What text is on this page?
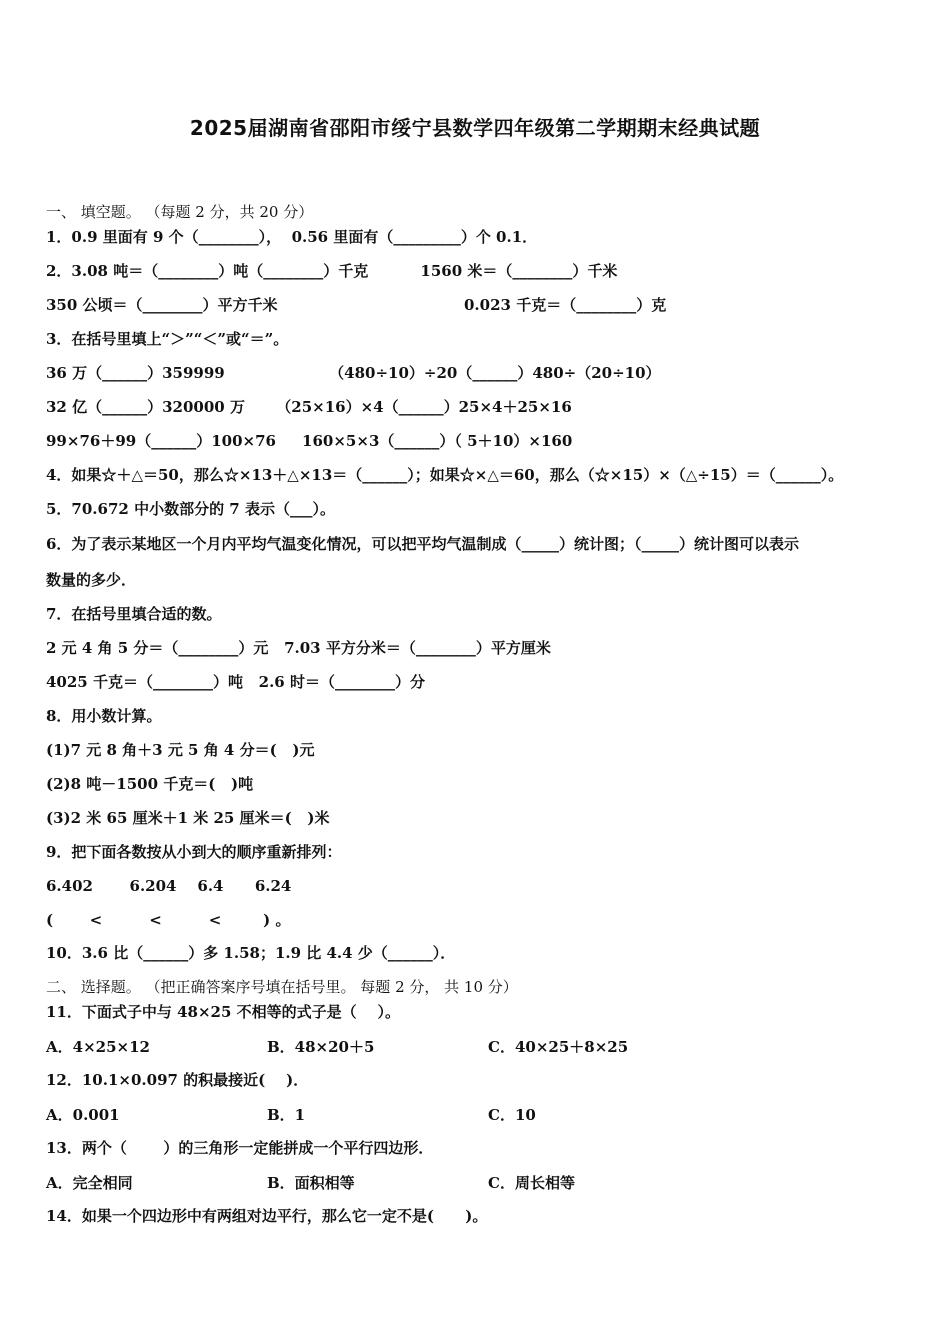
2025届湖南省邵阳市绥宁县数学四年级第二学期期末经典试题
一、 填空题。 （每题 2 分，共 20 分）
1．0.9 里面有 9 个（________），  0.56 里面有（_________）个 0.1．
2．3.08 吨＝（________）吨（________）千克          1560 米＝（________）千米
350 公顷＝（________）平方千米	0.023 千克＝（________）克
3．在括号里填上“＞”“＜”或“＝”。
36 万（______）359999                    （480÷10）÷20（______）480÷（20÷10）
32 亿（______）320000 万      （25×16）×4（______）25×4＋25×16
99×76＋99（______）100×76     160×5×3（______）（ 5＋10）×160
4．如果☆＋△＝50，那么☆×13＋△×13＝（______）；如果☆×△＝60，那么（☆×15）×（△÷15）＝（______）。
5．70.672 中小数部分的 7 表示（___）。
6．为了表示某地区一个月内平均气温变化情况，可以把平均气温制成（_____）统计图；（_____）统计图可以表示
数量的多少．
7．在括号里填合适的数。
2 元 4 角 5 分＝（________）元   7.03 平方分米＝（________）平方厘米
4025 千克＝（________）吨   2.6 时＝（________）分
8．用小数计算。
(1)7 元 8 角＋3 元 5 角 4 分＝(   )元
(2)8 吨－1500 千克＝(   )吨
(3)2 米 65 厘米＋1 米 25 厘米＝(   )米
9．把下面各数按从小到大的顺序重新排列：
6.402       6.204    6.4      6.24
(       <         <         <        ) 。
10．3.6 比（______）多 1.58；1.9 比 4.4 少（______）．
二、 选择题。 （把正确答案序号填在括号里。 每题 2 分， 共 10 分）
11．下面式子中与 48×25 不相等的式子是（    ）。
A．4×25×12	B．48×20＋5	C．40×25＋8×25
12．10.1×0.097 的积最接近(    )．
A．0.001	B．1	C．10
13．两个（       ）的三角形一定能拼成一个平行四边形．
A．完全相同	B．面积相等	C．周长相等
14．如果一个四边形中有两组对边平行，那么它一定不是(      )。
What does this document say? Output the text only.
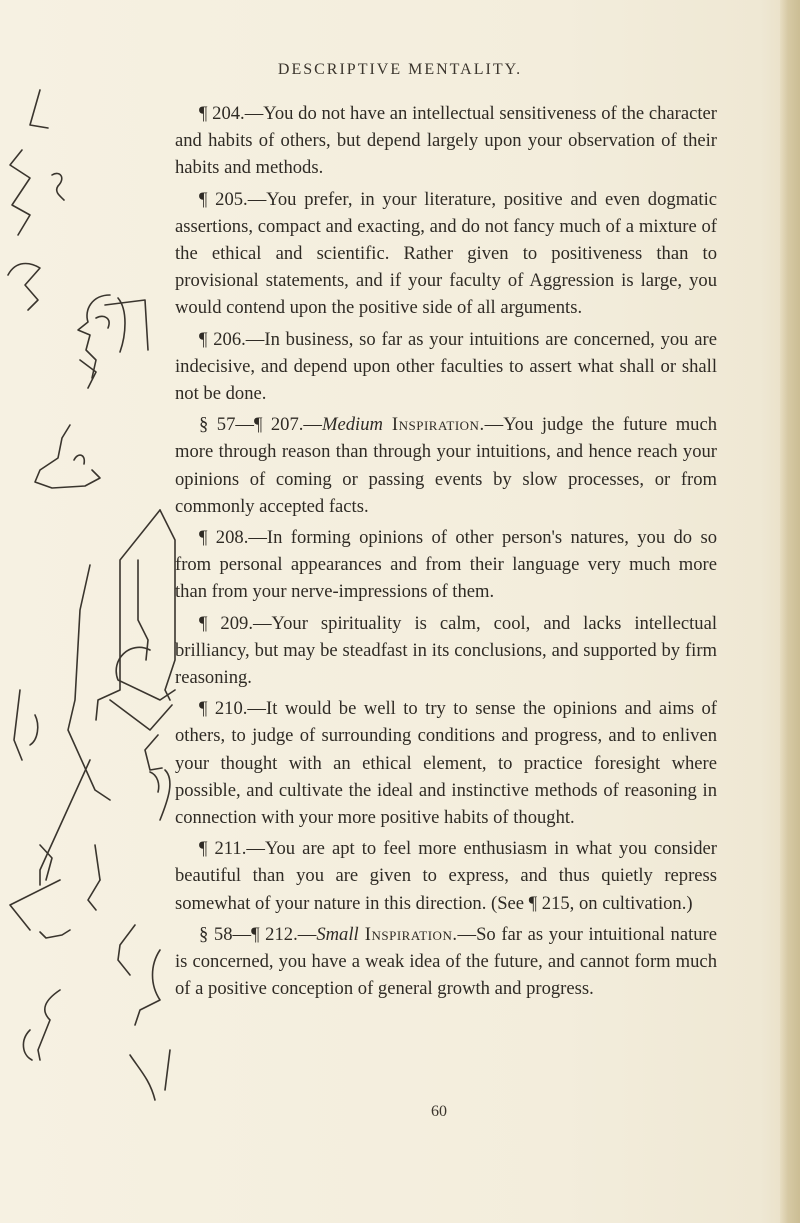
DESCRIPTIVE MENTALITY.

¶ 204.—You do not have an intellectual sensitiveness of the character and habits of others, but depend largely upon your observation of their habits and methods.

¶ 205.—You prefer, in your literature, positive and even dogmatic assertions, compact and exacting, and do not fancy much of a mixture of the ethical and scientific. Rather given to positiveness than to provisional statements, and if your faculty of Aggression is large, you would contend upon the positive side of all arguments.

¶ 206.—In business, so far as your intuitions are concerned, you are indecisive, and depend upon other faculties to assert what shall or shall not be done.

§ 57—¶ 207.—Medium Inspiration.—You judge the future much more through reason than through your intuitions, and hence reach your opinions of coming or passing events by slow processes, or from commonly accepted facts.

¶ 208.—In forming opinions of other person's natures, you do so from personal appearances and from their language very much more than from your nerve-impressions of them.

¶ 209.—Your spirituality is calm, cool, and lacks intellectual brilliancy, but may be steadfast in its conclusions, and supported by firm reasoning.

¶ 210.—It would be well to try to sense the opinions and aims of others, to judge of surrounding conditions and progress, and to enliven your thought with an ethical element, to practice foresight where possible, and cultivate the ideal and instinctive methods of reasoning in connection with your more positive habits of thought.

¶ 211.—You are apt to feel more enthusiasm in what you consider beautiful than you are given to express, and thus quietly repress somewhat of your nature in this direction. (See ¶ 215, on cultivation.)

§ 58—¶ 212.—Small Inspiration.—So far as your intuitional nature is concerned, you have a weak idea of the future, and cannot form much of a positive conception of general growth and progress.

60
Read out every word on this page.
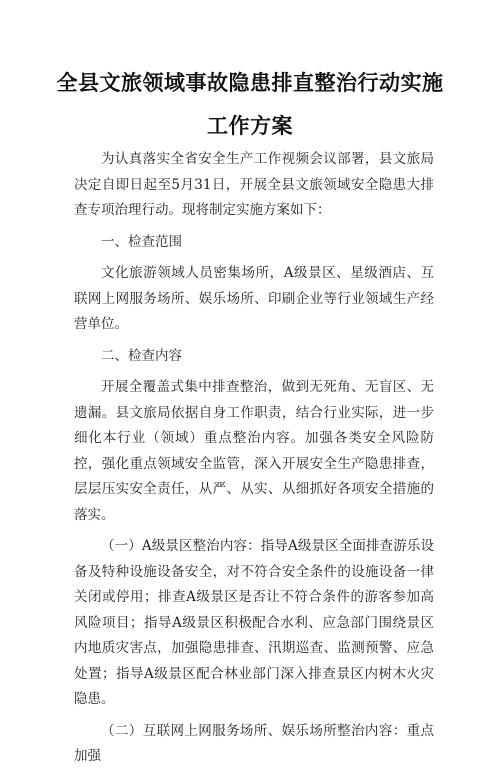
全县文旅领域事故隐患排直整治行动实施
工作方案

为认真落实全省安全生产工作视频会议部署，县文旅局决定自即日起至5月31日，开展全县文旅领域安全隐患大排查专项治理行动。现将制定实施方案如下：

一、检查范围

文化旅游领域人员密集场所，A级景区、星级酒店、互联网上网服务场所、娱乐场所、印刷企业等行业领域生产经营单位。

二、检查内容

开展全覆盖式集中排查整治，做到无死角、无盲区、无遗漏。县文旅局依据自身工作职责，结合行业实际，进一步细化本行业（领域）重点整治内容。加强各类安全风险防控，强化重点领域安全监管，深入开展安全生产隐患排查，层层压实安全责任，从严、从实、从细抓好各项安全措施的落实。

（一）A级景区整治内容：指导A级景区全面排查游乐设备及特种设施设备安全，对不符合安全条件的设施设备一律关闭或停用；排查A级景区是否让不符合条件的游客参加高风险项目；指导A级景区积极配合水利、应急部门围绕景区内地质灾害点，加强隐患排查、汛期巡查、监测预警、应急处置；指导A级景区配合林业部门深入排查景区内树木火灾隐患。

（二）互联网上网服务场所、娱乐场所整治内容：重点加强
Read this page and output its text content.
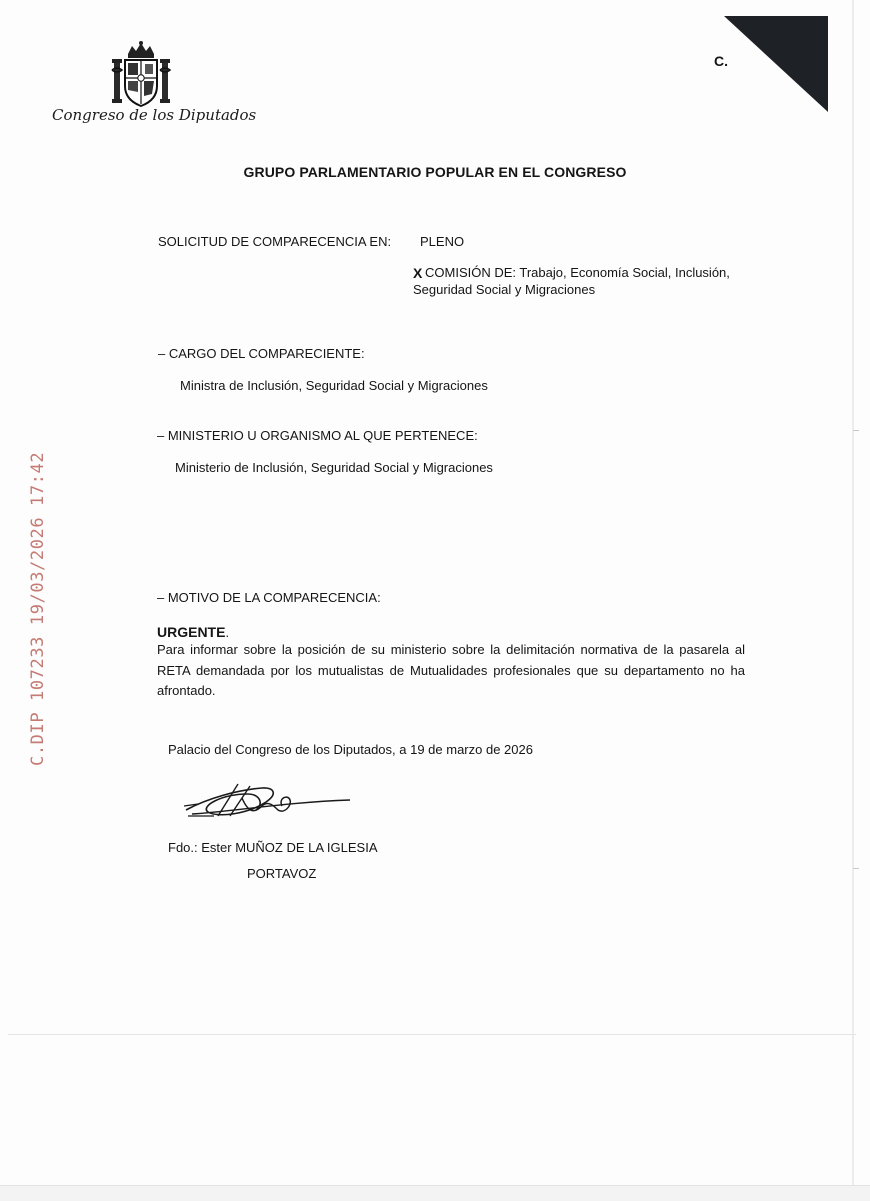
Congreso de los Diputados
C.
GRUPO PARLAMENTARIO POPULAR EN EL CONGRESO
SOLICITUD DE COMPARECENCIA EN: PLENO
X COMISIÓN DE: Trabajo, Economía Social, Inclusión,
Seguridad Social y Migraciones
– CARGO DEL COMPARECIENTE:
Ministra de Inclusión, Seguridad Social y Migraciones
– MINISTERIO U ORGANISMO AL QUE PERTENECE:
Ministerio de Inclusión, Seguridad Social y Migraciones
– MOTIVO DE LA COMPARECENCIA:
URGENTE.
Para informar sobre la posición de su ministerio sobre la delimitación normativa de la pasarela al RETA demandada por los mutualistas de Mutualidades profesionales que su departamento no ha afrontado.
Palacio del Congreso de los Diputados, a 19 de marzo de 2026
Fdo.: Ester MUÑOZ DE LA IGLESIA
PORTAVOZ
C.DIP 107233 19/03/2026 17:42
= = = = =
Written exercise
Filter the data for the string "intellectual" and copy every line that has it.

Answer in full
¶ 204.—You do not have an intellectual sensitiveness of the character and habits of others, but depend largely upon your observation of their habits and methods.
¶ 209.—Your spirituality is calm, cool, and lacks intellectual brilliancy, but may be steadfast in its conclusions, and supported by firm reasoning.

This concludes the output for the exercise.